**Text**
━━━━━━━━━━━━━━━━

Example embodiments will now be described more fully with reference to the accompanying drawings. In general, the subject disclosure is directed to an extrusion system for extruding components. However, the example embodiments are only provided so that this disclosure will be thorough, and will fully convey the scope to those who are skilled in the art. Numerous specific details are set forth such as examples of specific components, devices, and methods, to provide a thorough understanding of embodiments of the present disclosure. It will be apparent to those skilled in the art that specific details need not be employed, that example embodiments may be embodied in many different forms and that neither should be construed to limit the scope of the disclosure. In some example embodiments, well-known processes, well-known device structures, and well-known technologies are not described in detail.

Referring to the figures, wherein like numerals indicate corresponding parts throughout the views, embodiments of an extrusion system 10 are generally shown. The system is generally configured to reduce a time increment associated a with a billet (i.e., feedstock materials) exchange process and to reduce an amount of scrap produced during the extrusion process. It should be appreciated that the billets discussed herein may be comprised of metals or other materials.

━━━━━━━━━━━━━━━━

Records from a data collection
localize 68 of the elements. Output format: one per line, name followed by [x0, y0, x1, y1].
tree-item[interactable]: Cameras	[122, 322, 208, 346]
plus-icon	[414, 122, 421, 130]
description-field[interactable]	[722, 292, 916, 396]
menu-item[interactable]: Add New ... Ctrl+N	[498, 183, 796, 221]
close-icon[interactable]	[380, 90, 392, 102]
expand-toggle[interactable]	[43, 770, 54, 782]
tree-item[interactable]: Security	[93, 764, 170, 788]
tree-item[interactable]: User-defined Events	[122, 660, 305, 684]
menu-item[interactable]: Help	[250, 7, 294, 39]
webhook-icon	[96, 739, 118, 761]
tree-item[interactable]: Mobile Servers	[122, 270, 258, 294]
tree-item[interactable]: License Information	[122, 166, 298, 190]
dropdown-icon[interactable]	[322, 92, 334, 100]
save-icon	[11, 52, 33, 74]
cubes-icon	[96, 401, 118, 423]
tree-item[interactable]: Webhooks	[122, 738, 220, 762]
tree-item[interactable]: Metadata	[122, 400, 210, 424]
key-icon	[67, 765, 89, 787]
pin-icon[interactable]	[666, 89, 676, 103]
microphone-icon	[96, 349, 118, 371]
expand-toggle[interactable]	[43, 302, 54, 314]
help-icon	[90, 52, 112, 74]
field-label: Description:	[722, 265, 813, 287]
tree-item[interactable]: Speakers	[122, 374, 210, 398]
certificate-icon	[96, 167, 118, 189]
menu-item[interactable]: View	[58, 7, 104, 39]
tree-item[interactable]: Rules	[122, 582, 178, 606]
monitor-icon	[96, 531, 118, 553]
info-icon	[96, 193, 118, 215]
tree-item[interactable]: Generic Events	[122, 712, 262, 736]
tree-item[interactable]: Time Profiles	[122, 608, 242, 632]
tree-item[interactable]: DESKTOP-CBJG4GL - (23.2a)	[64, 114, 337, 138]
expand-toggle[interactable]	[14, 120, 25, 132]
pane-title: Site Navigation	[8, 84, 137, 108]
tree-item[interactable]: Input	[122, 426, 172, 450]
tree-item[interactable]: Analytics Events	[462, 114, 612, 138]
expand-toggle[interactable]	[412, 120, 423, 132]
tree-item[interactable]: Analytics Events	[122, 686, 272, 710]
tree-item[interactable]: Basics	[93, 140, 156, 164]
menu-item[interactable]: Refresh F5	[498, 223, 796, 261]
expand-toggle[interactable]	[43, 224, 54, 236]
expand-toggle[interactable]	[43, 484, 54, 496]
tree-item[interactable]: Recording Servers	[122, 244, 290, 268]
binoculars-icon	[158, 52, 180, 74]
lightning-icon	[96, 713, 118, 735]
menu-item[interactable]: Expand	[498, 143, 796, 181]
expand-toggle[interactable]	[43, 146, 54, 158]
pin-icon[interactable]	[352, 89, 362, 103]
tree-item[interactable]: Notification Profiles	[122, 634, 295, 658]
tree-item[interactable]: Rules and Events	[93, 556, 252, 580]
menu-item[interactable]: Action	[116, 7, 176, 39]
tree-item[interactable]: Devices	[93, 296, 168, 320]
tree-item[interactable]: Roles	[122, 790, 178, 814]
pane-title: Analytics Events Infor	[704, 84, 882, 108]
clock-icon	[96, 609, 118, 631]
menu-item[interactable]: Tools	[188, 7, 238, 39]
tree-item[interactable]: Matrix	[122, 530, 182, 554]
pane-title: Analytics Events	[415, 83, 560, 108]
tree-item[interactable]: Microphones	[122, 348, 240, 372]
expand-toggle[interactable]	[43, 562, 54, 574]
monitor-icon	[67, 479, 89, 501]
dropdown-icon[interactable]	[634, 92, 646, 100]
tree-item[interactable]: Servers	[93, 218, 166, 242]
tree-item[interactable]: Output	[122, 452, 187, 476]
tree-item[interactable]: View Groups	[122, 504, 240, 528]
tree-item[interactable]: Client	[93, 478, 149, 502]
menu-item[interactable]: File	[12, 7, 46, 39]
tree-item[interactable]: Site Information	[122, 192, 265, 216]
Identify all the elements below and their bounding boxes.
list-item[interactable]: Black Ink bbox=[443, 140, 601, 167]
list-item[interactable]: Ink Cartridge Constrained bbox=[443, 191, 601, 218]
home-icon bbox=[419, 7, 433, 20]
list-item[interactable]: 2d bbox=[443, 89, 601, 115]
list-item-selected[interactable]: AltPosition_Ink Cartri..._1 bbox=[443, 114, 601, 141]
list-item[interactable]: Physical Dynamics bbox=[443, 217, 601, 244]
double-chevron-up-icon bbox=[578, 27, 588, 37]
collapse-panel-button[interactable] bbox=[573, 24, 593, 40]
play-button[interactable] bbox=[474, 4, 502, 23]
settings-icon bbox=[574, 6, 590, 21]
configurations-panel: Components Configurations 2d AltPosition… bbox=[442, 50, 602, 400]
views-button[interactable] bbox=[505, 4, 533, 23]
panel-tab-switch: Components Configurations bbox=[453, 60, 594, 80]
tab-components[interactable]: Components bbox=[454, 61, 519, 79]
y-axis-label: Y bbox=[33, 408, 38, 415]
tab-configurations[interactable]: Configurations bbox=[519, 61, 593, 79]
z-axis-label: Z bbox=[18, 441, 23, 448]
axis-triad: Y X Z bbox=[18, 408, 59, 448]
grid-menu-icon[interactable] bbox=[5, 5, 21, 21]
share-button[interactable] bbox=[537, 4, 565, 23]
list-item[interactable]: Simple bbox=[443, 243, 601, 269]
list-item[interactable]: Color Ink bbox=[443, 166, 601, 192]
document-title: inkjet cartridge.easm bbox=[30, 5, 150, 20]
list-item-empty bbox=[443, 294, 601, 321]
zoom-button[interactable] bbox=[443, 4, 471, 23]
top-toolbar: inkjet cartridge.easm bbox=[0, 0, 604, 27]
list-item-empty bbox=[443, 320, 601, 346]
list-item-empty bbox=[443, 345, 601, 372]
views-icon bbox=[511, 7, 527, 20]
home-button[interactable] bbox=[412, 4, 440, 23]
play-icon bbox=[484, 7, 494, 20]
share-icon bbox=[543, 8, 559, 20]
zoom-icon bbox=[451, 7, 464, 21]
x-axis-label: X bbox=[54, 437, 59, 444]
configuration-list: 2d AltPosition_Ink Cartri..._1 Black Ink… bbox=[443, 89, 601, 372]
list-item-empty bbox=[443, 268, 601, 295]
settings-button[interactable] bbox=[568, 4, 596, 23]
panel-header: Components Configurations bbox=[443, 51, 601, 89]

━━━━━━━━━━━━━━━━

**Required work**
A) Answer these questions using the passage on the extrusion system.
(i) What is the subject disclosure directed to?
(ii) Which things are not described in detail in some example embodiments?
(iii) What may the billets be made of?
B) Retype the passage on the extrusion system from "Referring to the" up to and including "or other materials.".

**Answers provided**
A)
(i) An extrusion system for extruding components.
(ii) Well-known processes, well-known device structures, and well-known technologies.
(iii) Metals or other materials.

B)
Referring to the figures, wherein like numerals indicate corresponding parts throughout the views, embodiments of an extrusion system 10 are generally shown. The system is generally configured to reduce a time increment associated a with a billet (i.e., feedstock materials) exchange process and to reduce an amount of scrap produced during the extrusion process. It should be appreciated that the billets discussed herein may be comprised of metals or other materials.